Stage	Cost	Dominant resource	Failure if wrong
pad to power of two	O(N)	memory	wrong length → cyclic wrap
forward NTT ×2	O(N log N)	compute + cache	wrong root → garbage
pointwise mul	O(N)	compute	overflow if `p` too small
inverse NTT	O(N log N)	compute + cache	forgot `N^{-1}` scale
carry propagation	O(N)	memory bandwidth	wrong digits

The single-prime ceiling. Step 5 requires every coefficient < p. Since a coefficient can reach N·(b−1)², you need p > N·b². With p ≈ 2^62 and b = 2^15, that caps N ≈ 2^32 / b² ≈ a few thousand — too small for million-limb numbers. The fix is the multi-prime scheme: run the pipeline over several primes p_1, …, p_t and Garner/CRT-reconstruct each coefficient (17-garner-algorithm), so the effective modulus is ∏ p_i. This is exactly why bignum FFT, multi-prime NTT, and Garner's algorithm are siblings in this section.

Fast Division, GCD, and Base Conversion at Scale¶

Once multiplication is O(M(n)), the other "hard" operations are re-expressed as a constant (or logarithmic) number of multiplications, so they ride the same algorithm ladder for free.

Division via Newton's Reciprocal¶

General O(n·m) long division (Knuth Algorithm D) is acceptable for small divisors but too slow when both operands are huge. The scalable approach computes an approximate reciprocal 1/v with Newton iteration, which doubles the number of correct digits each step:

x_{k+1} = x_k · (2 − v · x_k)        # converges quadratically to 1/v
q ≈ u · (1/v),  then one correction step fixes the last digit

Because each Newton step is a multiply, division costs O(M(n)) — the same order as one multiplication. GMP and modern libraries use this for large quotients.

GCD via Half-GCD¶

Euclid's algorithm on bignums is O(n²) (each remainder step is an O(n) division, repeated O(n) times). The half-GCD (subquadratic GCD) uses a divide-and-conquer matrix recurrence to reach O(M(n) log n) — essential for, e.g., computing modular inverses on cryptographic-sized numbers without quadratic blowup.

----------------------------------------

| OBJECTIVE |
Update the passage of the bignum arithmetic text from "Once multiplication is" to "ladder for free.", writing "staircase" in place of "ladder".

----------------------------------------

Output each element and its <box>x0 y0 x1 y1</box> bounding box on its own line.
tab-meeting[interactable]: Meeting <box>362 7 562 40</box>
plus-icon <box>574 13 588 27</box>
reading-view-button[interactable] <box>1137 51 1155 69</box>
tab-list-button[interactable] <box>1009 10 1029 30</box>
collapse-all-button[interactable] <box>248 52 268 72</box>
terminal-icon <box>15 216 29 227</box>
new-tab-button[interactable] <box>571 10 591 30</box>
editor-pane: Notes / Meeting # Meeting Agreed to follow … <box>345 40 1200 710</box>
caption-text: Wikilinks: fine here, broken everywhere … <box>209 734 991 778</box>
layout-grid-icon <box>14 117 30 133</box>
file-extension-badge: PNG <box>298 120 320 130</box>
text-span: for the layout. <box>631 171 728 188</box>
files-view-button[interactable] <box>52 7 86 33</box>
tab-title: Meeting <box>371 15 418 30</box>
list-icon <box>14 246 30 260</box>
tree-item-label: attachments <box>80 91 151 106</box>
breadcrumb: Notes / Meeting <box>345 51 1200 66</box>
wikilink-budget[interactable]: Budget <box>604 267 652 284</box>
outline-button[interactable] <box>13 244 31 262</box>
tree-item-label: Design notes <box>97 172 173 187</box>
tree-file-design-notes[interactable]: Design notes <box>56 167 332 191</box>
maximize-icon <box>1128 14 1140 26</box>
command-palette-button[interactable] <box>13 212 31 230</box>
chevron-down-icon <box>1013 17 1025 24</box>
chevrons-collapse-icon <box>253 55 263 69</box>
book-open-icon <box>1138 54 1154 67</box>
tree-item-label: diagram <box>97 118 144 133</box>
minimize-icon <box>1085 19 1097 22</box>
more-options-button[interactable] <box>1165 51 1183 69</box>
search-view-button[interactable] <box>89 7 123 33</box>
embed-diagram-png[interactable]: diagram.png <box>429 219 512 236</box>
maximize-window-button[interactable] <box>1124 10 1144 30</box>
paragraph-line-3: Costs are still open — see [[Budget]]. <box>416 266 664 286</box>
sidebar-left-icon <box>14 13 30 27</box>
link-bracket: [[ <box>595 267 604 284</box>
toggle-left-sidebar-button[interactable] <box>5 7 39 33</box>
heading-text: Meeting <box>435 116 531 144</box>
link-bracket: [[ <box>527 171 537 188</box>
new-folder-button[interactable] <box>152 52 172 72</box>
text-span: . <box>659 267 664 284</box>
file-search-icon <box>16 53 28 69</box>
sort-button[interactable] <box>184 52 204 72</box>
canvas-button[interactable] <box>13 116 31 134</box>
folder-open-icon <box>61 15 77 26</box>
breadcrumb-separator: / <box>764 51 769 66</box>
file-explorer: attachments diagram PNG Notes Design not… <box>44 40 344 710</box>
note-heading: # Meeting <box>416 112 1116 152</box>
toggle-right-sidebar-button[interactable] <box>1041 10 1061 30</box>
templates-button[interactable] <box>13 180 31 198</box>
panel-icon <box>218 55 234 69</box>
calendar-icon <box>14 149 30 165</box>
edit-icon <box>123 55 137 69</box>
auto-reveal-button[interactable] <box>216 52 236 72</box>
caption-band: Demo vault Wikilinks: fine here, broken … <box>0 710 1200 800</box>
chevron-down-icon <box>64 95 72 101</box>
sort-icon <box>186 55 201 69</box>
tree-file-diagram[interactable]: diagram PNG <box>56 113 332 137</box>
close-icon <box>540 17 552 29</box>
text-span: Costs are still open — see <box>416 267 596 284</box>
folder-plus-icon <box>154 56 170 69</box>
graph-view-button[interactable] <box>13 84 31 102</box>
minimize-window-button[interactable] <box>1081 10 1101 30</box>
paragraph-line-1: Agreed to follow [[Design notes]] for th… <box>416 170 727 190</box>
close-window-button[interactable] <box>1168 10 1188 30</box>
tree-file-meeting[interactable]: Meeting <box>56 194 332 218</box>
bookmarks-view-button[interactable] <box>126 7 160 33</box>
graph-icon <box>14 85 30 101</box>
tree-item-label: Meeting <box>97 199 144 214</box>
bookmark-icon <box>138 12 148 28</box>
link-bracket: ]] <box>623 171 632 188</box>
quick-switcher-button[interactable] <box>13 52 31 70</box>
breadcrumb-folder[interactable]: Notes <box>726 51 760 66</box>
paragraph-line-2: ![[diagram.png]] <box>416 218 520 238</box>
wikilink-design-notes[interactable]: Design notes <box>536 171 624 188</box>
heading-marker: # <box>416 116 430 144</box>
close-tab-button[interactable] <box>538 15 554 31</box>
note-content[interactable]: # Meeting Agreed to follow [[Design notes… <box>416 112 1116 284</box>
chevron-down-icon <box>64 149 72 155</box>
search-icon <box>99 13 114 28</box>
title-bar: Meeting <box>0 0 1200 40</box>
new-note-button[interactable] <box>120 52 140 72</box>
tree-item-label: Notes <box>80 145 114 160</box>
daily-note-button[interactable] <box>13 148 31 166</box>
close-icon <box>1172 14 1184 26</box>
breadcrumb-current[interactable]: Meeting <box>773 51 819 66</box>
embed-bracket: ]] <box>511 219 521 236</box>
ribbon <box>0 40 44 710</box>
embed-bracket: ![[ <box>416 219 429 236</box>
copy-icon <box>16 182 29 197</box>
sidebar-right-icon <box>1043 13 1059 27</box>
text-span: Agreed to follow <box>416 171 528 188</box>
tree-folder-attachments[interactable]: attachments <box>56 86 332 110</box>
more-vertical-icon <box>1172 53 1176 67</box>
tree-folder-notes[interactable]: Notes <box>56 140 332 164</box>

----------------------------------------

| ANSWER TO THIS TASK |
Once multiplication is O(M(n)), the other "hard" operations are re-expressed as a constant (or logarithmic) number of multiplications, so they ride the same algorithm staircase for free.